-- Start of MATERIAL SUPPLIED --

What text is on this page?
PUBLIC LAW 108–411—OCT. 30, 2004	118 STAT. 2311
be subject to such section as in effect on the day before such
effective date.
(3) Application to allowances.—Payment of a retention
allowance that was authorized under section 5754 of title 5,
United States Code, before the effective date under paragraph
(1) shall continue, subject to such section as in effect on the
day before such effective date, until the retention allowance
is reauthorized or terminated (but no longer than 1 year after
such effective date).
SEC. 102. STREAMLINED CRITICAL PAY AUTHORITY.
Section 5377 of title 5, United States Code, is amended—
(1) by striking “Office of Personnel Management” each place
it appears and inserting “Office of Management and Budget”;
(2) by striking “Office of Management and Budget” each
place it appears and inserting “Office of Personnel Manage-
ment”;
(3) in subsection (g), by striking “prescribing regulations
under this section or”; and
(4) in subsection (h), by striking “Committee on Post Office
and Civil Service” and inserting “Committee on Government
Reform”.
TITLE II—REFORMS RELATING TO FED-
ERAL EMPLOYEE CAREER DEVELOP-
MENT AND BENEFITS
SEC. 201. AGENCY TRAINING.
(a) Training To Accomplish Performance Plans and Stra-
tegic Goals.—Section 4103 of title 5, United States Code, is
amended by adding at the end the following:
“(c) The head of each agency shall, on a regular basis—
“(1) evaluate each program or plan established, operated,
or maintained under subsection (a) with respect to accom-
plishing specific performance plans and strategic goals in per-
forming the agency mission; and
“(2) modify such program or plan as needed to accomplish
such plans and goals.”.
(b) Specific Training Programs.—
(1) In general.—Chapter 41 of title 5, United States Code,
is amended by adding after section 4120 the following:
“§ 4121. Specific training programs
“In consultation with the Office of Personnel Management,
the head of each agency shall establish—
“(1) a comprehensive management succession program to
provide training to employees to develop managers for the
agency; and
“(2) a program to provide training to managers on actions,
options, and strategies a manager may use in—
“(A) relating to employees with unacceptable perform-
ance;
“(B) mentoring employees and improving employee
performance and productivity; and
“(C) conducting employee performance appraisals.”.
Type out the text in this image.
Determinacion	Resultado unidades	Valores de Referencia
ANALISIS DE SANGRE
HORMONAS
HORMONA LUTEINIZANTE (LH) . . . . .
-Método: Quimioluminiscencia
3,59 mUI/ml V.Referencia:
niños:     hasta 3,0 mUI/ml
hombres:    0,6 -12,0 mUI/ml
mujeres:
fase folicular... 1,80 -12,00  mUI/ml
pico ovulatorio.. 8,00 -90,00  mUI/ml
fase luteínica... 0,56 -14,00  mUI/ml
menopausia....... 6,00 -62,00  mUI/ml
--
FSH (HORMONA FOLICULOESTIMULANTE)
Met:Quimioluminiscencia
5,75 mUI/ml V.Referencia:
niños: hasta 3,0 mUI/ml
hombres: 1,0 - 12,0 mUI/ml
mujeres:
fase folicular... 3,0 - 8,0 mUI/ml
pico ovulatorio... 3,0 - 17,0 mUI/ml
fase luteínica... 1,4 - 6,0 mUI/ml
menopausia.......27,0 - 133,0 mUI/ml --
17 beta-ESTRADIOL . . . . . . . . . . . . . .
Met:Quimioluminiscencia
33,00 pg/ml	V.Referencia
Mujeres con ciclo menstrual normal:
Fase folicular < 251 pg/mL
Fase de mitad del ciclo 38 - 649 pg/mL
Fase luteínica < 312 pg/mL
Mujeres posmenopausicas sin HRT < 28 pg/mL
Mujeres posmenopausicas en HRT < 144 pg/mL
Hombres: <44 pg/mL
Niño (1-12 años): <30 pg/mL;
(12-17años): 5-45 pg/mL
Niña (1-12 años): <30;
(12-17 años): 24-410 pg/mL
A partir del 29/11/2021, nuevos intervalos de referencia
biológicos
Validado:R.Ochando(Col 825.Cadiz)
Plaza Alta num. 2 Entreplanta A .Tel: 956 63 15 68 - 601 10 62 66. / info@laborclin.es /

-- End of MATERIAL SUPPLIED --

* **GOAL**:
Select and copy every line from the records that includes the word "text".

* **SOLUTION**:
What text is on this page?
Type out the text in this image.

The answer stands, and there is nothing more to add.